> Problem to work on:
Each entry has to be copied exactly, with nothing missed.

#####

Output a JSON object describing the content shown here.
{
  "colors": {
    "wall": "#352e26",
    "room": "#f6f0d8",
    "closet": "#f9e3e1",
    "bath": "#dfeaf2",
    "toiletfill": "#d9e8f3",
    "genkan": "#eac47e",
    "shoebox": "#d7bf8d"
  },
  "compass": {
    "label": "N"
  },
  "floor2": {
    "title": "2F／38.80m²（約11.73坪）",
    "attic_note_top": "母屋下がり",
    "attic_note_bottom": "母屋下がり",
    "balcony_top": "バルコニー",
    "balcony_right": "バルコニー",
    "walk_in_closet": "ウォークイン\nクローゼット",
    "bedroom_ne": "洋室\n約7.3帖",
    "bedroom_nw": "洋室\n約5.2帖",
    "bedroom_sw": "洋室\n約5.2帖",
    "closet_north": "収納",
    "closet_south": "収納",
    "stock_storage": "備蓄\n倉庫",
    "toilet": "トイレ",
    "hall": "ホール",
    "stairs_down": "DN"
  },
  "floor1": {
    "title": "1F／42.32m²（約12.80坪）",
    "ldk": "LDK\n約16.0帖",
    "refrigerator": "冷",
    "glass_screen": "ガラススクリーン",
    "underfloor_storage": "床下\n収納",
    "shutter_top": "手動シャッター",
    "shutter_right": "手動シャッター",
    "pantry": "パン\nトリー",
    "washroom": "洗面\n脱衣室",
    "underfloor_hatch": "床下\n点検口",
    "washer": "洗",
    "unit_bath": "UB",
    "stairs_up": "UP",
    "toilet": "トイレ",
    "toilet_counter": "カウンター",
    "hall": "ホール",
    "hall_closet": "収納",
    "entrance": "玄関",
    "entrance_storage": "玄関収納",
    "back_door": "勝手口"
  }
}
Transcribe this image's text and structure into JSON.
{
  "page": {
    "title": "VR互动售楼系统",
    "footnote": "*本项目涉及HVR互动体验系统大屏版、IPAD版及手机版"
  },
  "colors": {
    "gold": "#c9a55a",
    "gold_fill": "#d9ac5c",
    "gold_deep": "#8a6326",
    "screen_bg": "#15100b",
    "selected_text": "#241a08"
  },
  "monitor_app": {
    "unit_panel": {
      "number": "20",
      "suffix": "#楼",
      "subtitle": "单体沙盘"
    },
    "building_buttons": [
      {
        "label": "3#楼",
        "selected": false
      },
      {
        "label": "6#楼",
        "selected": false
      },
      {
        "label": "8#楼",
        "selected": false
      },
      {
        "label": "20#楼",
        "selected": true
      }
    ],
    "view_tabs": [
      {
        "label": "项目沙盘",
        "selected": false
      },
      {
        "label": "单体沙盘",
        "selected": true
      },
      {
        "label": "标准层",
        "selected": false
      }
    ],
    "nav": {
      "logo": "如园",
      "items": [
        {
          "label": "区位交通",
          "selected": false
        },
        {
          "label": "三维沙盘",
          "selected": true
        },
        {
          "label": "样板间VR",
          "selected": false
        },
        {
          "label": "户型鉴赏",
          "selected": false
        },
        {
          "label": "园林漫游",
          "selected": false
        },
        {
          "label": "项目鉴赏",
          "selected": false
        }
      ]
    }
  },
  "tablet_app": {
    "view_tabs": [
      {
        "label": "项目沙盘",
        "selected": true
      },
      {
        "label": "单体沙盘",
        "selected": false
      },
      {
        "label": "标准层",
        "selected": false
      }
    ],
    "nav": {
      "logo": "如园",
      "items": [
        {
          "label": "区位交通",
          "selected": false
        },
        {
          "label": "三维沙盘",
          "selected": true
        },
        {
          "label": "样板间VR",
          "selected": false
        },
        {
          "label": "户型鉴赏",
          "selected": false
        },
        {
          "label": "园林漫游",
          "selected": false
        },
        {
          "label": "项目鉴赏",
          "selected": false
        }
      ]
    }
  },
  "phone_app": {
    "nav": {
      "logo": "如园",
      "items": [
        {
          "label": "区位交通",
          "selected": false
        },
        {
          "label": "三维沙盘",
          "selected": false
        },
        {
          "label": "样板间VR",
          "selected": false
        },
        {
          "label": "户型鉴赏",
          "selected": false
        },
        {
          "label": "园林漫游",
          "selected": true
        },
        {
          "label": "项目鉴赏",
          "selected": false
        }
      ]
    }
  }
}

#####

> The output:
Output a JSON object describing the content shown here.
{
  "colors": {
    "wall": "#352e26",
    "room": "#f6f0d8",
    "closet": "#f9e3e1",
    "bath": "#dfeaf2",
    "toiletfill": "#d9e8f3",
    "genkan": "#eac47e",
    "shoebox": "#d7bf8d"
  },
  "compass": {
    "label": "N"
  },
  "floor2": {
    "title": "2F／38.80m²（約11.73坪）",
    "attic_note_top": "母屋下がり",
    "attic_note_bottom": "母屋下がり",
    "balcony_top": "バルコニー",
    "balcony_right": "バルコニー",
    "walk_in_closet": "ウォークイン\nクローゼット",
    "bedroom_ne": "洋室\n約7.3帖",
    "bedroom_nw": "洋室\n約5.2帖",
    "bedroom_sw": "洋室\n約5.2帖",
    "closet_north": "収納",
    "closet_south": "収納",
    "stock_storage": "備蓄\n倉庫",
    "toilet": "トイレ",
    "hall": "ホール",
    "stairs_down": "DN"
  },
  "floor1": {
    "title": "1F／42.32m²（約12.80坪）",
    "ldk": "LDK\n約16.0帖",
    "refrigerator": "冷",
    "glass_screen": "ガラススクリーン",
    "underfloor_storage": "床下\n収納",
    "shutter_top": "手動シャッター",
    "shutter_right": "手動シャッター",
    "pantry": "パン\nトリー",
    "washroom": "洗面\n脱衣室",
    "underfloor_hatch": "床下\n点検口",
    "washer": "洗",
    "unit_bath": "UB",
    "stairs_up": "UP",
    "toilet": "トイレ",
    "toilet_counter": "カウンター",
    "hall": "ホール",
    "hall_closet": "収納",
    "entrance": "玄関",
    "entrance_storage": "玄関収納",
    "back_door": "勝手口"
  }
}
Transcribe this image's text and structure into JSON.
{
  "page": {
    "title": "VR互动售楼系统",
    "footnote": "*本项目涉及HVR互动体验系统大屏版、IPAD版及手机版"
  },
  "colors": {
    "gold": "#c9a55a",
    "gold_fill": "#d9ac5c",
    "gold_deep": "#8a6326",
    "screen_bg": "#15100b",
    "selected_text": "#241a08"
  },
  "monitor_app": {
    "unit_panel": {
      "number": "20",
      "suffix": "#楼",
      "subtitle": "单体沙盘"
    },
    "building_buttons": [
      {
        "label": "3#楼",
        "selected": false
      },
      {
        "label": "6#楼",
        "selected": false
      },
      {
        "label": "8#楼",
        "selected": false
      },
      {
        "label": "20#楼",
        "selected": true
      }
    ],
    "view_tabs": [
      {
        "label": "项目沙盘",
        "selected": false
      },
      {
        "label": "单体沙盘",
        "selected": true
      },
      {
        "label": "标准层",
        "selected": false
      }
    ],
    "nav": {
      "logo": "如园",
      "items": [
        {
          "label": "区位交通",
          "selected": false
        },
        {
          "label": "三维沙盘",
          "selected": true
        },
        {
          "label": "样板间VR",
          "selected": false
        },
        {
          "label": "户型鉴赏",
          "selected": false
        },
        {
          "label": "园林漫游",
          "selected": false
        },
        {
          "label": "项目鉴赏",
          "selected": false
        }
      ]
    }
  },
  "tablet_app": {
    "view_tabs": [
      {
        "label": "项目沙盘",
        "selected": true
      },
      {
        "label": "单体沙盘",
        "selected": false
      },
      {
        "label": "标准层",
        "selected": false
      }
    ],
    "nav": {
      "logo": "如园",
      "items": [
        {
          "label": "区位交通",
          "selected": false
        },
        {
          "label": "三维沙盘",
          "selected": true
        },
        {
          "label": "样板间VR",
          "selected": false
        },
        {
          "label": "户型鉴赏",
          "selected": false
        },
        {
          "label": "园林漫游",
          "selected": false
        },
        {
          "label": "项目鉴赏",
          "selected": false
        }
      ]
    }
  },
  "phone_app": {
    "nav": {
      "logo": "如园",
      "items": [
        {
          "label": "区位交通",
          "selected": false
        },
        {
          "label": "三维沙盘",
          "selected": false
        },
        {
          "label": "样板间VR",
          "selected": false
        },
        {
          "label": "户型鉴赏",
          "selected": false
        },
        {
          "label": "园林漫游",
          "selected": true
        },
        {
          "label": "项目鉴赏",
          "selected": false
        }
      ]
    }
  }
}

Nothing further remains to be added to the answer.